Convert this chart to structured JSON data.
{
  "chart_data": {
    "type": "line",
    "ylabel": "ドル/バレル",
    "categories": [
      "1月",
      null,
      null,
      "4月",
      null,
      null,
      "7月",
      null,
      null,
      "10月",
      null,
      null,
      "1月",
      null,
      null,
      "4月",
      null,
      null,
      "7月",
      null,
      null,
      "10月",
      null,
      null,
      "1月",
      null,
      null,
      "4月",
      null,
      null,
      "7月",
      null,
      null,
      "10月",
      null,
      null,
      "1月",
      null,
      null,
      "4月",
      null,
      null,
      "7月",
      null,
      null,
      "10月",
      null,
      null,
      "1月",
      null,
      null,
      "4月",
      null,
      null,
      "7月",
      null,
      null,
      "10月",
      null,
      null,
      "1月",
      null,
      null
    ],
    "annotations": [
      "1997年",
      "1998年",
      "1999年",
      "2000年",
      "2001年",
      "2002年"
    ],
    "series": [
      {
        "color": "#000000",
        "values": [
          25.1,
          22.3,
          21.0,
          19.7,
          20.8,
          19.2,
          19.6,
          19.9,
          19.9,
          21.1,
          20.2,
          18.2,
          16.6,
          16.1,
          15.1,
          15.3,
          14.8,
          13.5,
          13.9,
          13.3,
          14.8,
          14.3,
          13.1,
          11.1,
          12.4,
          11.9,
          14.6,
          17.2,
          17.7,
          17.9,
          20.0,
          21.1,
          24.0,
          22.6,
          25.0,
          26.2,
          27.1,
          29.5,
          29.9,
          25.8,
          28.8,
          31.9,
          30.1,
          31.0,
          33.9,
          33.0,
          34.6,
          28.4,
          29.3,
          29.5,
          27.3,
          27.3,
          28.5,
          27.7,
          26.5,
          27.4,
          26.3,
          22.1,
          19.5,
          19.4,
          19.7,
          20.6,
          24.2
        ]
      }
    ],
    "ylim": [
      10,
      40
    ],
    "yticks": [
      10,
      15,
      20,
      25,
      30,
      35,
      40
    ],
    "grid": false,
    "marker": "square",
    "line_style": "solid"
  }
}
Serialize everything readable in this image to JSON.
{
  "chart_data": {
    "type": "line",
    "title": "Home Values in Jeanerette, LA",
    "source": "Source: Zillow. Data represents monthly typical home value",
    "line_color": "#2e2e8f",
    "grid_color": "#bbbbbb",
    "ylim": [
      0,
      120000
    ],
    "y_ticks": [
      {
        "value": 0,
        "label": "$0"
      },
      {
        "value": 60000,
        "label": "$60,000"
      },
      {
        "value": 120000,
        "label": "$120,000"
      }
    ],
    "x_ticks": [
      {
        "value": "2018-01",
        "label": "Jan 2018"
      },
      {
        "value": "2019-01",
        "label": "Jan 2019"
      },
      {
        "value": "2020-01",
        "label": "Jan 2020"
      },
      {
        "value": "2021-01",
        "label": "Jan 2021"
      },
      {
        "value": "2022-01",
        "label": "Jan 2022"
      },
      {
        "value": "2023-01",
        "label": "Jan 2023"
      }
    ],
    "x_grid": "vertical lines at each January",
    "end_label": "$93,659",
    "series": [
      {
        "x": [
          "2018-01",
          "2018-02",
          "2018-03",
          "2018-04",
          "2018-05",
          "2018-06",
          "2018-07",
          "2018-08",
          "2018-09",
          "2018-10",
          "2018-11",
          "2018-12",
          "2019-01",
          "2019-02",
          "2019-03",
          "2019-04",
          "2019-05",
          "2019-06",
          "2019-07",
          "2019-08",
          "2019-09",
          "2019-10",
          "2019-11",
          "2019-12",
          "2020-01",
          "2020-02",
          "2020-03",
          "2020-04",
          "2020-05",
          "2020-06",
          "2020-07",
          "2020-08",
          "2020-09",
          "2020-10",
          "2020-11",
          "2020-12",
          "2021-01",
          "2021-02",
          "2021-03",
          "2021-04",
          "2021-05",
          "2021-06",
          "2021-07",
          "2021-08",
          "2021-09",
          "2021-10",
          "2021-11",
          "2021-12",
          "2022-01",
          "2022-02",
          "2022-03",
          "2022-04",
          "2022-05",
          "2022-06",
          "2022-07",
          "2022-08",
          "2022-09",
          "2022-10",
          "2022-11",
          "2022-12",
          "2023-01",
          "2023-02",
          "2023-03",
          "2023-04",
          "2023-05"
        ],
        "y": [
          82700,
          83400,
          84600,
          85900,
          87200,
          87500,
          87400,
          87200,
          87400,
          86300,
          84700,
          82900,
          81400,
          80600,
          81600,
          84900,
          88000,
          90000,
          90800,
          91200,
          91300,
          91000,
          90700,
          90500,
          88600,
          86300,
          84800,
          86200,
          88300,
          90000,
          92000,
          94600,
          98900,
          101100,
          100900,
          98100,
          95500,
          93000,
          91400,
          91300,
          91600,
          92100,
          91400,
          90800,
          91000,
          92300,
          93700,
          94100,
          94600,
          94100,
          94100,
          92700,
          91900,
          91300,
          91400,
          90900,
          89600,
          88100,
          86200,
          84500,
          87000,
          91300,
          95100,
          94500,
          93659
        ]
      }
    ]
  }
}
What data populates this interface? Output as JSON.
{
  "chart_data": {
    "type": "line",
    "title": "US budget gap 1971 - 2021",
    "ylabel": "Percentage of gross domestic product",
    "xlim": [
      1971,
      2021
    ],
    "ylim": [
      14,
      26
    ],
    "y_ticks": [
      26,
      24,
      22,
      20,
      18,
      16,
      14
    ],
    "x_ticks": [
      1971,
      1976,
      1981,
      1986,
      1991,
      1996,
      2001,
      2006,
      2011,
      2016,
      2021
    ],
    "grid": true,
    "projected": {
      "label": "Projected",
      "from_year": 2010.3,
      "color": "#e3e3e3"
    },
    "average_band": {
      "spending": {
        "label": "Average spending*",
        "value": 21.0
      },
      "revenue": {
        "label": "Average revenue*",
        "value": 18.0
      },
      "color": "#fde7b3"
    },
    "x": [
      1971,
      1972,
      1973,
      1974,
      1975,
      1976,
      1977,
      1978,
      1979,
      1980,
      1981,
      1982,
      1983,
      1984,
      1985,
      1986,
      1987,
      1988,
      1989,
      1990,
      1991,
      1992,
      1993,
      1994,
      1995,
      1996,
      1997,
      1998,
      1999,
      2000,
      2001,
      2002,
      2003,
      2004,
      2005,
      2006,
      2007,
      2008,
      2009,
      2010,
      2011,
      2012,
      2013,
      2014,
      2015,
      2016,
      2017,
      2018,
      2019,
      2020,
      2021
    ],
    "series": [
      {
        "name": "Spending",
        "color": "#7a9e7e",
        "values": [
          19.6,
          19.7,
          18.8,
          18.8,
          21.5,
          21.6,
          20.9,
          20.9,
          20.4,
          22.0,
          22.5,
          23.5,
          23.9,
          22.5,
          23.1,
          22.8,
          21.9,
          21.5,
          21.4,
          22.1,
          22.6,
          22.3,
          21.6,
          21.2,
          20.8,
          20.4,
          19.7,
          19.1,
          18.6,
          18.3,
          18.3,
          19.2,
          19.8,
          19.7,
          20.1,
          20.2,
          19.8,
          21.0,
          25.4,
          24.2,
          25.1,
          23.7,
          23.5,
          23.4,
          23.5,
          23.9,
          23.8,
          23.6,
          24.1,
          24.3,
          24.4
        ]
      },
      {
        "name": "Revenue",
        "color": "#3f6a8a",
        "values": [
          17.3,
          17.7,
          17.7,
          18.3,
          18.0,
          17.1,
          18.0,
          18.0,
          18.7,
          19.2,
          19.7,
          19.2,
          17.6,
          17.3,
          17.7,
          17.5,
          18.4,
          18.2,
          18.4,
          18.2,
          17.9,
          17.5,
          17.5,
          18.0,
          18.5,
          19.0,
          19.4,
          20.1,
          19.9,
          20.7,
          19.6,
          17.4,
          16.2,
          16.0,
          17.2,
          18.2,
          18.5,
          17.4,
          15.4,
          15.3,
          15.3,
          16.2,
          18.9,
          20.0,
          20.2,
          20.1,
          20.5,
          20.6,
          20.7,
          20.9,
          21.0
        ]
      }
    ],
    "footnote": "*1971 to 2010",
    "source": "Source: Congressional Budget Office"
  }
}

______________________________

▶ _What is being asked_
Copy out the lines in which the string "JSON" appears.

▶ _Response to this task_
Convert this chart to structured JSON data.
Serialize everything readable in this image to JSON.
What data populates this interface? Output as JSON.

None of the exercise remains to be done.